- Records supplied
-- START --

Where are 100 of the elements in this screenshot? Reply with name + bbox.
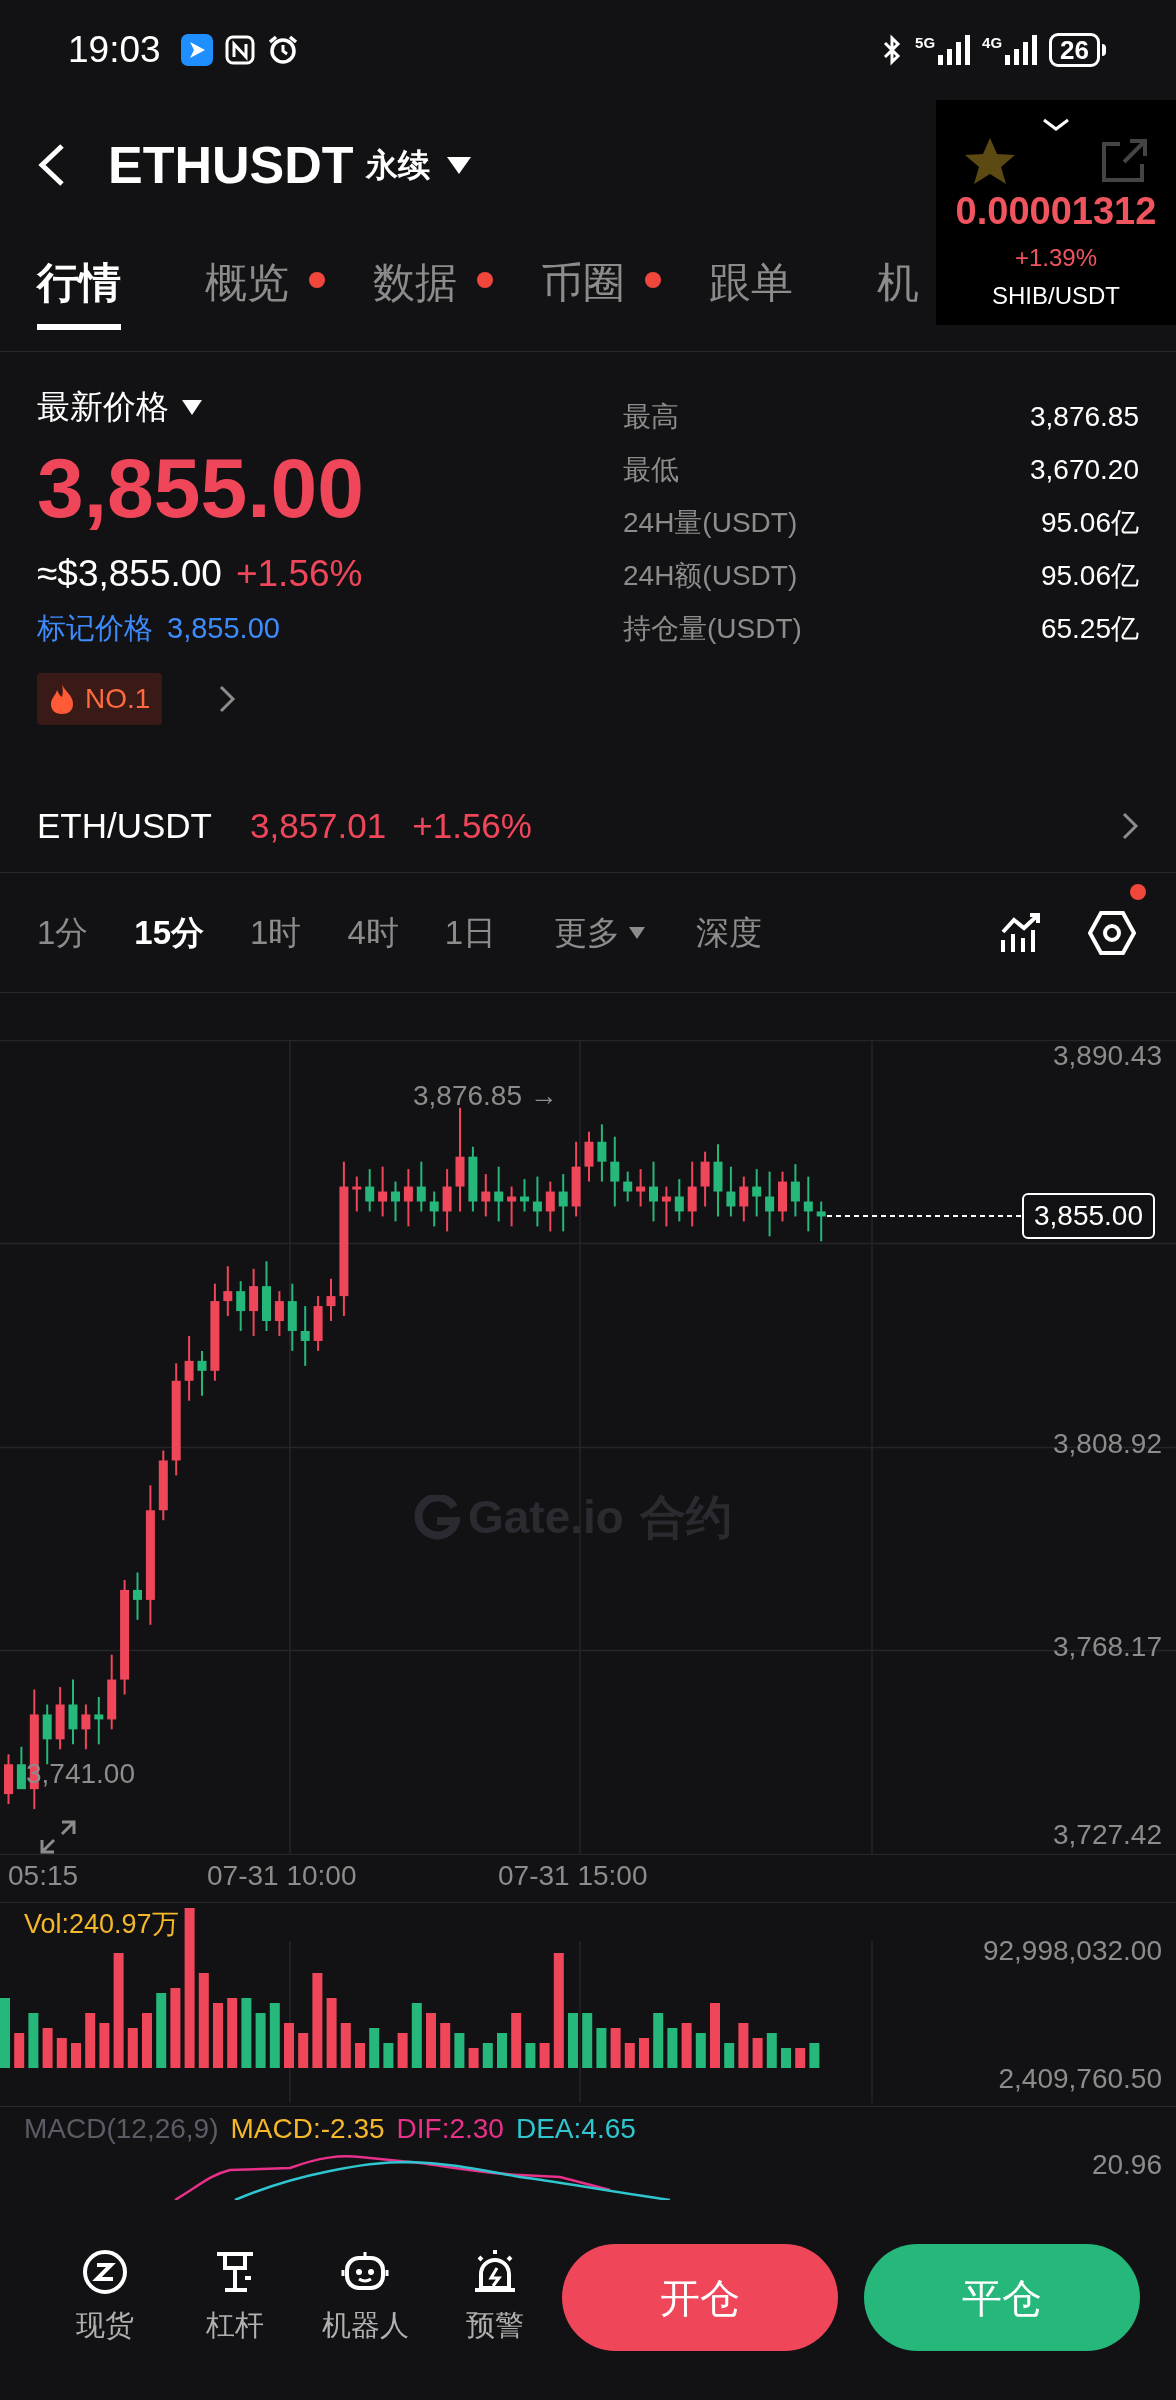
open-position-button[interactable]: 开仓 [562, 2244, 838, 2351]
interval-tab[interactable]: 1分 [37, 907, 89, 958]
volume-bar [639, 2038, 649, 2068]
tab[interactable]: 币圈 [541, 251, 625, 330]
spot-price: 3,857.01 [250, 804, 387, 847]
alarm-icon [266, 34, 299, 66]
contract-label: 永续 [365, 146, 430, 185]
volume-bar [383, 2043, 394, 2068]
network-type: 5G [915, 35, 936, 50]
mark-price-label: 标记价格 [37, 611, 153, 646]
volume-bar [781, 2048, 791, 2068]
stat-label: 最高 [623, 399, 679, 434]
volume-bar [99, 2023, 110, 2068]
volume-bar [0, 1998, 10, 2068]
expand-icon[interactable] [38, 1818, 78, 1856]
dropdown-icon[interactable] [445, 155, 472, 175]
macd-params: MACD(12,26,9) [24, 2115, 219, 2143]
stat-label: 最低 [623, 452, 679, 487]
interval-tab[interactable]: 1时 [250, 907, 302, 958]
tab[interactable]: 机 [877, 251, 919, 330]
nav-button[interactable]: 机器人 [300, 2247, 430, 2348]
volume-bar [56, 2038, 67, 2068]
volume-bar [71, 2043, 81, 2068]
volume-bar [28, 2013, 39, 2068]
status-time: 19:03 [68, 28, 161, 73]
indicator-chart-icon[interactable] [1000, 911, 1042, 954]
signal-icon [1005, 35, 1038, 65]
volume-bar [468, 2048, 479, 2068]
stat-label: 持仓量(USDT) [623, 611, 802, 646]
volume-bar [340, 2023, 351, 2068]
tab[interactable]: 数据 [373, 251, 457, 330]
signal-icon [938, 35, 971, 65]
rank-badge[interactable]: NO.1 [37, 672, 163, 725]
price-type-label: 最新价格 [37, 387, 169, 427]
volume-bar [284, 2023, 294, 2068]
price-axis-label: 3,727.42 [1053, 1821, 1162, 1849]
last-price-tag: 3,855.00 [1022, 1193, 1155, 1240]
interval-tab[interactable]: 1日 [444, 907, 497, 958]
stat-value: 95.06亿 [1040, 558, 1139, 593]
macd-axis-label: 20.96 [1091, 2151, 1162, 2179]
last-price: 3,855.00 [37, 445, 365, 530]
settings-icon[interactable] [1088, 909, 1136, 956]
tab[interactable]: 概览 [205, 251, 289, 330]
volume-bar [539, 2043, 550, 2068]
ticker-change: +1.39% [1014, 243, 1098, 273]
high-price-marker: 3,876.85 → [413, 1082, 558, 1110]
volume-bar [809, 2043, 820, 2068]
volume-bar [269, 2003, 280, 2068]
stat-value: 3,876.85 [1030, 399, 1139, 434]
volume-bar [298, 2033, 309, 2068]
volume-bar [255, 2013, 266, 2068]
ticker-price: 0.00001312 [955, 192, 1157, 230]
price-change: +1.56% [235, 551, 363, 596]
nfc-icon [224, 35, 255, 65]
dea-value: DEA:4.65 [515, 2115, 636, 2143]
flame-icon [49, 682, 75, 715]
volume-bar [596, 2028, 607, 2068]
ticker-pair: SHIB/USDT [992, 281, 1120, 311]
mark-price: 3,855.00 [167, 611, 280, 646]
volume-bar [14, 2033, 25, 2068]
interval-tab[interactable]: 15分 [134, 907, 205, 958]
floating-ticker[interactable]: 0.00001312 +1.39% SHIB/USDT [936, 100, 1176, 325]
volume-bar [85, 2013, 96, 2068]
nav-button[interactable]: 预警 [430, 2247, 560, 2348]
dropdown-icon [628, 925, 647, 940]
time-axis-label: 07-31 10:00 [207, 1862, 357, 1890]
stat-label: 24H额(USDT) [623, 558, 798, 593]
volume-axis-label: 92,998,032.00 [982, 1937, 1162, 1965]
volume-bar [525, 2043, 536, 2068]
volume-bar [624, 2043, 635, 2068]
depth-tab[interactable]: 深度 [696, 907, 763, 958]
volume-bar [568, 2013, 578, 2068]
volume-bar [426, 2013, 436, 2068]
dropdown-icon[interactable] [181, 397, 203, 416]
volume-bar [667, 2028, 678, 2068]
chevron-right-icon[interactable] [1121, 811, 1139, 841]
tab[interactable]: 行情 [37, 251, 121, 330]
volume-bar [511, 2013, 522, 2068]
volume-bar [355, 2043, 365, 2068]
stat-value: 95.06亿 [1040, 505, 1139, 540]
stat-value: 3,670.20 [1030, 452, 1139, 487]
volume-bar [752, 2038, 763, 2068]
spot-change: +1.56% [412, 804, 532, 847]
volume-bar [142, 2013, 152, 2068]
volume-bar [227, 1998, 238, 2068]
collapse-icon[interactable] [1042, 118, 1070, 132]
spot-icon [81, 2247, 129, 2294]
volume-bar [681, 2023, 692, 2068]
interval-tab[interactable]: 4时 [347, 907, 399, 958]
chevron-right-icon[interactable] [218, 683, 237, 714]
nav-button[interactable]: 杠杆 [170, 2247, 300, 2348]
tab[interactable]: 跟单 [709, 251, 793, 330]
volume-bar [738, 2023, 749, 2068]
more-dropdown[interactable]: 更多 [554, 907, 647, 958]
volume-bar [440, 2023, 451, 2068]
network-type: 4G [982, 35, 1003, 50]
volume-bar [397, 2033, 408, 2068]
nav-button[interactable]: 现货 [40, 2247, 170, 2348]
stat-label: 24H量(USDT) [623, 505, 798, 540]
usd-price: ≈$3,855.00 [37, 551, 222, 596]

-- END --
-- START --

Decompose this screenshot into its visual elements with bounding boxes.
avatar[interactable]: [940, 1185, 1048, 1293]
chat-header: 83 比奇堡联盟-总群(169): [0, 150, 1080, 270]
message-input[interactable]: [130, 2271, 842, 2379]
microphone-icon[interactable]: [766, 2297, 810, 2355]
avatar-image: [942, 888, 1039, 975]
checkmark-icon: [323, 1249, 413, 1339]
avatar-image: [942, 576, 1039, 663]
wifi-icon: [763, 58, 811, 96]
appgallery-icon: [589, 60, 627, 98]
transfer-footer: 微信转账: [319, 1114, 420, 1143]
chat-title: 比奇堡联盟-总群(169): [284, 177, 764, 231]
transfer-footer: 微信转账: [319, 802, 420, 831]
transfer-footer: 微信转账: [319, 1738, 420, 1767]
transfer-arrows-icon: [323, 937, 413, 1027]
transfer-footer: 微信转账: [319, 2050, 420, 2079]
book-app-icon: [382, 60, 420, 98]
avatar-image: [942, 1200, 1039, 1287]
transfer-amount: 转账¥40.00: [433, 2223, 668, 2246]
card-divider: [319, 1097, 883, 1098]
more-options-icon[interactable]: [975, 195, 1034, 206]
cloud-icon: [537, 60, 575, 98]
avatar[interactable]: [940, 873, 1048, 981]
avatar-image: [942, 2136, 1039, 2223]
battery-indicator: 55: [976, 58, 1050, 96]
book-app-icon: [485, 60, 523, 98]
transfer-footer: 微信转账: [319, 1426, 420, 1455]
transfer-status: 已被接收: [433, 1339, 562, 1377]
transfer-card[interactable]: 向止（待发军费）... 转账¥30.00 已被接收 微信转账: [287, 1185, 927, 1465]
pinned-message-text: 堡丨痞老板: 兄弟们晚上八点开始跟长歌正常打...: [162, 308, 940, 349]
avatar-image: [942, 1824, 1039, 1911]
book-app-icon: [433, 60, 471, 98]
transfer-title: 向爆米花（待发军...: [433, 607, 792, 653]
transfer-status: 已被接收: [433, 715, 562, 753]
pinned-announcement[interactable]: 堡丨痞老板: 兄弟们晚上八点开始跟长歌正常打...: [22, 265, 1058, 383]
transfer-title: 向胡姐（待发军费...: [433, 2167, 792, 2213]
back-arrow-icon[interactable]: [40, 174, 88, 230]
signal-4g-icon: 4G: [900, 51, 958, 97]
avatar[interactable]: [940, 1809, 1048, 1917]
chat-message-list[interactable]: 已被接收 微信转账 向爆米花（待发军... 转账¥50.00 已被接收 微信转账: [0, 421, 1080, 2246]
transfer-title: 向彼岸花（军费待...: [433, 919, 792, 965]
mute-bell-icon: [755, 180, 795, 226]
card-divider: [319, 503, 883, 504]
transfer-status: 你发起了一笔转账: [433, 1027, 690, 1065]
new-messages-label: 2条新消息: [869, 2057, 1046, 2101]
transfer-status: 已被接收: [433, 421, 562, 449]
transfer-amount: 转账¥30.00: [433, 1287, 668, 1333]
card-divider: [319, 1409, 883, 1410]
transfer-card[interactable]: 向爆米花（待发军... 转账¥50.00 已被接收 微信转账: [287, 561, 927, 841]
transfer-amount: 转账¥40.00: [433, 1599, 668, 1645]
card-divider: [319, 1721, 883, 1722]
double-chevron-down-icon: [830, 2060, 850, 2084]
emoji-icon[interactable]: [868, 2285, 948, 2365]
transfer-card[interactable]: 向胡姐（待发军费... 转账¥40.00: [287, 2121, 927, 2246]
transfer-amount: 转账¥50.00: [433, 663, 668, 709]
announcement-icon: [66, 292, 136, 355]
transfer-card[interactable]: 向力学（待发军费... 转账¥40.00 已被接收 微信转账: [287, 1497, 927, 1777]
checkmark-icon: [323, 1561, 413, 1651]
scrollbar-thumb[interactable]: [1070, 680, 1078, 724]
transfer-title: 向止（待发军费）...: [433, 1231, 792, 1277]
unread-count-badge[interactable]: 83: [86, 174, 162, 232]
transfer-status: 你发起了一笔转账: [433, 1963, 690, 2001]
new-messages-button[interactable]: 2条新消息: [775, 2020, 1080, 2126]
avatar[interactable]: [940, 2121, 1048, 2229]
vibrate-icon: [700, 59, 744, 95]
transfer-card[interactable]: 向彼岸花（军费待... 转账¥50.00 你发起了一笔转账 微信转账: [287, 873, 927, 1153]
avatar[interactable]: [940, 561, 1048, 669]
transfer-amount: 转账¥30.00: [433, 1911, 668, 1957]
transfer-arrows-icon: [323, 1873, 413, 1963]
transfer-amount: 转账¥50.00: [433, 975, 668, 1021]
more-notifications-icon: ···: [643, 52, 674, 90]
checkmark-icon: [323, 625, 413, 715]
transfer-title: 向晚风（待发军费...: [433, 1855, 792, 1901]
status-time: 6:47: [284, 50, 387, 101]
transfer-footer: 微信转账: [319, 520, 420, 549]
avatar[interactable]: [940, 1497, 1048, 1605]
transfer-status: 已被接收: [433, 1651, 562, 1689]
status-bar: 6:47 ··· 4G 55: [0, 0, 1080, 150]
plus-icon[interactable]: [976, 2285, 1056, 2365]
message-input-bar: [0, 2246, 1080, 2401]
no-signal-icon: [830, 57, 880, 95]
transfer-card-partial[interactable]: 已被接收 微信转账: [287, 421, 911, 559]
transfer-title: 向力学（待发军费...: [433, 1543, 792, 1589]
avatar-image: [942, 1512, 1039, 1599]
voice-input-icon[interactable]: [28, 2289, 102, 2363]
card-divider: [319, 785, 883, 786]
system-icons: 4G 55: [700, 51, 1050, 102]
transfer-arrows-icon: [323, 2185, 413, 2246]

-- END --

- Description of the task
Switch "interval-tab" to "timeframe-tab" in the records between the line holding "open-position-button[interactable]: 开仓 [562, 2244, 838, 2351]" and the line holding "contract-label: 永续 [365, 146, 430, 185]", inclusive, and give back only those lines with everything else unchanged.

- Solution
open-position-button[interactable]: 开仓 [562, 2244, 838, 2351]
timeframe-tab[interactable]: 1分 [37, 907, 89, 958]
volume-bar [639, 2038, 649, 2068]
tab[interactable]: 币圈 [541, 251, 625, 330]
spot-price: 3,857.01 [250, 804, 387, 847]
alarm-icon [266, 34, 299, 66]
contract-label: 永续 [365, 146, 430, 185]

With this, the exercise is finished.